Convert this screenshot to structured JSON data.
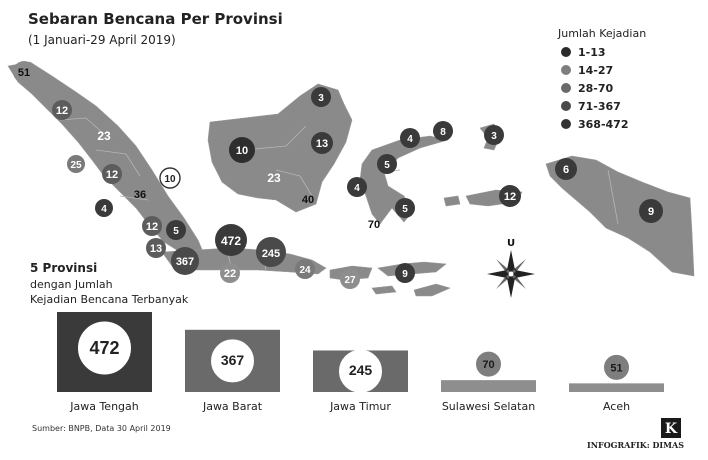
{
  "header": {
    "title": "Sebaran Bencana Per Provinsi",
    "subtitle": "(1 Januari-29 April 2019)"
  },
  "legend": {
    "title": "Jumlah Kejadian",
    "items": [
      {
        "label": "1-13",
        "color": "#2a2a2a"
      },
      {
        "label": "14-27",
        "color": "#7e7e7e"
      },
      {
        "label": "28-70",
        "color": "#6a6a6a"
      },
      {
        "label": "71-367",
        "color": "#4a4a4a"
      },
      {
        "label": "368-472",
        "color": "#333333"
      }
    ]
  },
  "map": {
    "markers": [
      "51",
      "12",
      "23",
      "25",
      "12",
      "36",
      "10",
      "4",
      "12",
      "5",
      "13",
      "367",
      "472",
      "22",
      "245",
      "24",
      "27",
      "9",
      "10",
      "23",
      "40",
      "3",
      "13",
      "4",
      "5",
      "4",
      "70",
      "5",
      "8",
      "3",
      "12",
      "6",
      "9"
    ],
    "compass_label": "U"
  },
  "bar_section": {
    "title": "5 Provinsi",
    "subtitle_line1": "dengan Jumlah",
    "subtitle_line2": "Kejadian Bencana Terbanyak"
  },
  "chart_data": {
    "type": "bar",
    "categories": [
      "Jawa Tengah",
      "Jawa Barat",
      "Jawa Timur",
      "Sulawesi Selatan",
      "Aceh"
    ],
    "values": [
      472,
      367,
      245,
      70,
      51
    ],
    "colors": [
      "#3a3a3a",
      "#6a6a6a",
      "#6a6a6a",
      "#8e8e8e",
      "#8e8e8e"
    ]
  },
  "footer": {
    "source": "Sumber: BNPB, Data 30 April 2019",
    "credit": "INFOGRAFIK: DIMAS",
    "logo_letter": "K"
  }
}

### WHAT YOU ARE ASKED TO DO
What comes back should match the records exactly, minus any pictures.

### RESPONSE TO THIS TASK
Convert this screenshot to structured JSON data.
{
  "header": {
    "title": "Sebaran Bencana Per Provinsi",
    "subtitle": "(1 Januari-29 April 2019)"
  },
  "legend": {
    "title": "Jumlah Kejadian",
    "items": [
      {
        "label": "1-13",
        "color": "#2a2a2a"
      },
      {
        "label": "14-27",
        "color": "#7e7e7e"
      },
      {
        "label": "28-70",
        "color": "#6a6a6a"
      },
      {
        "label": "71-367",
        "color": "#4a4a4a"
      },
      {
        "label": "368-472",
        "color": "#333333"
      }
    ]
  },
  "map": {
    "markers": [
      "51",
      "12",
      "23",
      "25",
      "12",
      "36",
      "10",
      "4",
      "12",
      "5",
      "13",
      "367",
      "472",
      "22",
      "245",
      "24",
      "27",
      "9",
      "10",
      "23",
      "40",
      "3",
      "13",
      "4",
      "5",
      "4",
      "70",
      "5",
      "8",
      "3",
      "12",
      "6",
      "9"
    ],
    "compass_label": "U"
  },
  "bar_section": {
    "title": "5 Provinsi",
    "subtitle_line1": "dengan Jumlah",
    "subtitle_line2": "Kejadian Bencana Terbanyak"
  },
  "chart_data": {
    "type": "bar",
    "categories": [
      "Jawa Tengah",
      "Jawa Barat",
      "Jawa Timur",
      "Sulawesi Selatan",
      "Aceh"
    ],
    "values": [
      472,
      367,
      245,
      70,
      51
    ],
    "colors": [
      "#3a3a3a",
      "#6a6a6a",
      "#6a6a6a",
      "#8e8e8e",
      "#8e8e8e"
    ]
  },
  "footer": {
    "source": "Sumber: BNPB, Data 30 April 2019",
    "credit": "INFOGRAFIK: DIMAS",
    "logo_letter": "K"
  }
}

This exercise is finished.